>>>

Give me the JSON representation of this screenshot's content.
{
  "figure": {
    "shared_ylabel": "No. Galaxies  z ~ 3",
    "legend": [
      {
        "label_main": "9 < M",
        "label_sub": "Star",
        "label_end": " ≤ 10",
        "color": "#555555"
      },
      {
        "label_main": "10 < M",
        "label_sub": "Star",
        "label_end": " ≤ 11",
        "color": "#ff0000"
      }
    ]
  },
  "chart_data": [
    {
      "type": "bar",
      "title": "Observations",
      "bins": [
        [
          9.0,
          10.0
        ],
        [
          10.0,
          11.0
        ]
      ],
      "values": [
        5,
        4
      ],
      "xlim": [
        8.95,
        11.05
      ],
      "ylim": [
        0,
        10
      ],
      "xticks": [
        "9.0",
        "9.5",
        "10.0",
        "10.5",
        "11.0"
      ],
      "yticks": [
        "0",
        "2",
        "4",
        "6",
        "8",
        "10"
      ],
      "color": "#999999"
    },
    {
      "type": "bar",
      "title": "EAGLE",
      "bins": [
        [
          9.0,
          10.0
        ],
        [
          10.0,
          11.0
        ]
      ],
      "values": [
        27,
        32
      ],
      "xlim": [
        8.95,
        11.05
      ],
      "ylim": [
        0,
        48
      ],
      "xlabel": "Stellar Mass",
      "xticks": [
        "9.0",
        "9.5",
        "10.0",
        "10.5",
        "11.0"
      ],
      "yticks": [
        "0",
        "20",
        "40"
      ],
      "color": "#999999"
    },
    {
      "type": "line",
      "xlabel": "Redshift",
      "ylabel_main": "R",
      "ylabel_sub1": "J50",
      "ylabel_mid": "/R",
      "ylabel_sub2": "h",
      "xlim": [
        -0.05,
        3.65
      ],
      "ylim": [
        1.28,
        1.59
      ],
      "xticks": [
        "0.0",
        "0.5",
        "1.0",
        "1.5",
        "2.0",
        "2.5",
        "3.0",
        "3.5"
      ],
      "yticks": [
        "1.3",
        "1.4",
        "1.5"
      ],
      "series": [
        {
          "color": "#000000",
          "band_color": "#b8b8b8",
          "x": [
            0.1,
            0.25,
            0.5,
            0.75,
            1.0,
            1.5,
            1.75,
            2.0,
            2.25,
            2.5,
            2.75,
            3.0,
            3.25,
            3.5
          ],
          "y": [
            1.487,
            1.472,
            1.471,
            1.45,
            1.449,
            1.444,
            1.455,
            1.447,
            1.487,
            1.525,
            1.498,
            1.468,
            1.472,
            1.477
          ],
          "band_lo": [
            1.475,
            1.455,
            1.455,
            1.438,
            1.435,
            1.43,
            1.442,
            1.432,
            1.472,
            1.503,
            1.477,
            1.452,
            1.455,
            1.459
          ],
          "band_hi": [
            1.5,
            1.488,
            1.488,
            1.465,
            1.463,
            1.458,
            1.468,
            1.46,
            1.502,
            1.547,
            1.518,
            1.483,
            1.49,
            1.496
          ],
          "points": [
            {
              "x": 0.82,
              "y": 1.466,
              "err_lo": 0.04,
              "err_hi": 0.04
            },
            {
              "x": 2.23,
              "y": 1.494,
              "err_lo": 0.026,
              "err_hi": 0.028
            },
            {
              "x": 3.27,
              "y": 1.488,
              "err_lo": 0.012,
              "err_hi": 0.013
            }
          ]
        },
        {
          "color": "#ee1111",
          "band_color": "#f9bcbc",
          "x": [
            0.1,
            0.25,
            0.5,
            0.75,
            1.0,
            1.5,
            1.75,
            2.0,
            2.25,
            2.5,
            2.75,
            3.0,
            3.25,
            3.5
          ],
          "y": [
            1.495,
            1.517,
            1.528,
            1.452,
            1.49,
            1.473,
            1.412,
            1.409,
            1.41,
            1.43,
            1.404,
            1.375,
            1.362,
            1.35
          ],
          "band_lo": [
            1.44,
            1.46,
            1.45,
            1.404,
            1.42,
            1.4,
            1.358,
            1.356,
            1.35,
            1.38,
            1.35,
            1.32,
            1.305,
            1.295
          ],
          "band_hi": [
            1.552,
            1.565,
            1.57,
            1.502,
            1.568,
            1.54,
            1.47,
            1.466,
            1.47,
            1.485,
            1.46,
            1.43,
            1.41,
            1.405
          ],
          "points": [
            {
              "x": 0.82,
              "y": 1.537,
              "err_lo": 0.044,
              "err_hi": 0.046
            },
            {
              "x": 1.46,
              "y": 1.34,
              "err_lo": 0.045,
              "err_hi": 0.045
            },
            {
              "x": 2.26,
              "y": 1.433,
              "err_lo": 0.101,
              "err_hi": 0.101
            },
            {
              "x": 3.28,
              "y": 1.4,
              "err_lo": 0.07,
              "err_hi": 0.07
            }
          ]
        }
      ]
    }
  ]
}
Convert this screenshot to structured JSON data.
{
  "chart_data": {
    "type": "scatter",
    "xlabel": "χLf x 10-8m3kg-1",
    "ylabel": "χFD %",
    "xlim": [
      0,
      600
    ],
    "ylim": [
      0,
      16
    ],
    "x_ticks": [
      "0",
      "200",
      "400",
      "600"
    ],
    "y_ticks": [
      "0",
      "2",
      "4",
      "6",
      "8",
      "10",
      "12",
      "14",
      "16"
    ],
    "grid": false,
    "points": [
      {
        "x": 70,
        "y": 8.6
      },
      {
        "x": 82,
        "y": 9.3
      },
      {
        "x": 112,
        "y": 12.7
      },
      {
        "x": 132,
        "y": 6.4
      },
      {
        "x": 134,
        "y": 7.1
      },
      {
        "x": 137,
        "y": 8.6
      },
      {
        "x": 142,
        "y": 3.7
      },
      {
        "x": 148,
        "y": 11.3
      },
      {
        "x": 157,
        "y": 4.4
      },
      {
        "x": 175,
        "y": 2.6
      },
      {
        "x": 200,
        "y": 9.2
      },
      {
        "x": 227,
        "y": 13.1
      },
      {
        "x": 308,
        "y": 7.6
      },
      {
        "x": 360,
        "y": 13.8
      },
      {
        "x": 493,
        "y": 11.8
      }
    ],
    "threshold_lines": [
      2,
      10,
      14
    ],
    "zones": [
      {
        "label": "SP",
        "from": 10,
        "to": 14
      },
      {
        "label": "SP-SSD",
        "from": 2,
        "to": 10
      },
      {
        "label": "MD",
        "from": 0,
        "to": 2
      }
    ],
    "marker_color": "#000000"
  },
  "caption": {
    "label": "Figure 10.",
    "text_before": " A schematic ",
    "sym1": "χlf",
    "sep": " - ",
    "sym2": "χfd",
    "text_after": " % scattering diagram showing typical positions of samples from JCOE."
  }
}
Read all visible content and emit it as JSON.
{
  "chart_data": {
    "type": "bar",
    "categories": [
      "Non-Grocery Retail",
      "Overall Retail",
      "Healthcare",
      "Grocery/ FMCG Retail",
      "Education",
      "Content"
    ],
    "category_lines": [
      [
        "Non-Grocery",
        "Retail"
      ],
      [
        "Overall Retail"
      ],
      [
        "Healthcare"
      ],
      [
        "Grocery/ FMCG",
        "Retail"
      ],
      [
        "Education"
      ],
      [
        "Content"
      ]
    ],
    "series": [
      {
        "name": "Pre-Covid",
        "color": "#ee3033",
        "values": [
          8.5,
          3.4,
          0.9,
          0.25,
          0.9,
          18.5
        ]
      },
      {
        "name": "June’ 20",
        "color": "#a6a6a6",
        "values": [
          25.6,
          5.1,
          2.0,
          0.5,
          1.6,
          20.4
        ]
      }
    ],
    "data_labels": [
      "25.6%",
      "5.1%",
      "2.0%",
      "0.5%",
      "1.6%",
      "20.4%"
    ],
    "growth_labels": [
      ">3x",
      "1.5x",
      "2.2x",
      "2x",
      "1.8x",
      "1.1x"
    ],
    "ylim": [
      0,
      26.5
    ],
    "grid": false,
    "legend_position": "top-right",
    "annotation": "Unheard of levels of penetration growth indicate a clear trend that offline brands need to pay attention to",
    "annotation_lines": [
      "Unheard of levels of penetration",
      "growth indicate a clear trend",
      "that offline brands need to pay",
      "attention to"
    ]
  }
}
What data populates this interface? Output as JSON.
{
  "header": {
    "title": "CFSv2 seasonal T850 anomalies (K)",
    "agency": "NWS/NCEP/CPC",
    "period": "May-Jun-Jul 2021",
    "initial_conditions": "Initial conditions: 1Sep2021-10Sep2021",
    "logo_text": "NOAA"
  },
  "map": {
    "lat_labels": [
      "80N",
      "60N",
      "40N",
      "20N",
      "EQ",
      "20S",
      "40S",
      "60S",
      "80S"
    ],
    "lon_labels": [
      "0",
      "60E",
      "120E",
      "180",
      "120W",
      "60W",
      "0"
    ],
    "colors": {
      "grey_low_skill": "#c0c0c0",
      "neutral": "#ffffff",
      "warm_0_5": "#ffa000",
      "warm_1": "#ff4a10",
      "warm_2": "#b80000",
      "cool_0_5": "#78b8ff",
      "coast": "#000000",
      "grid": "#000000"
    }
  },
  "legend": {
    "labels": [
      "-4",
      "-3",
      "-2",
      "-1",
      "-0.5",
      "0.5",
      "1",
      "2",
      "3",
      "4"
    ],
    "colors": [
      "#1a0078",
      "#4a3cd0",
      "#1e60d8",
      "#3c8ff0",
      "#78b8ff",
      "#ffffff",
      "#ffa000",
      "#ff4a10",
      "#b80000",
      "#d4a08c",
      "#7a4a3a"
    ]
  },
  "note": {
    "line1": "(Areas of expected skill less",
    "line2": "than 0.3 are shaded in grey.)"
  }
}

<<<

[REQUEST]
Look through the material above. Copy each line where the word "this" appears.

[SOLUTION TO THE PROBLEM]
Give me the JSON representation of this screenshot's content.
Convert this screenshot to structured JSON data.
What data populates this interface? Output as JSON.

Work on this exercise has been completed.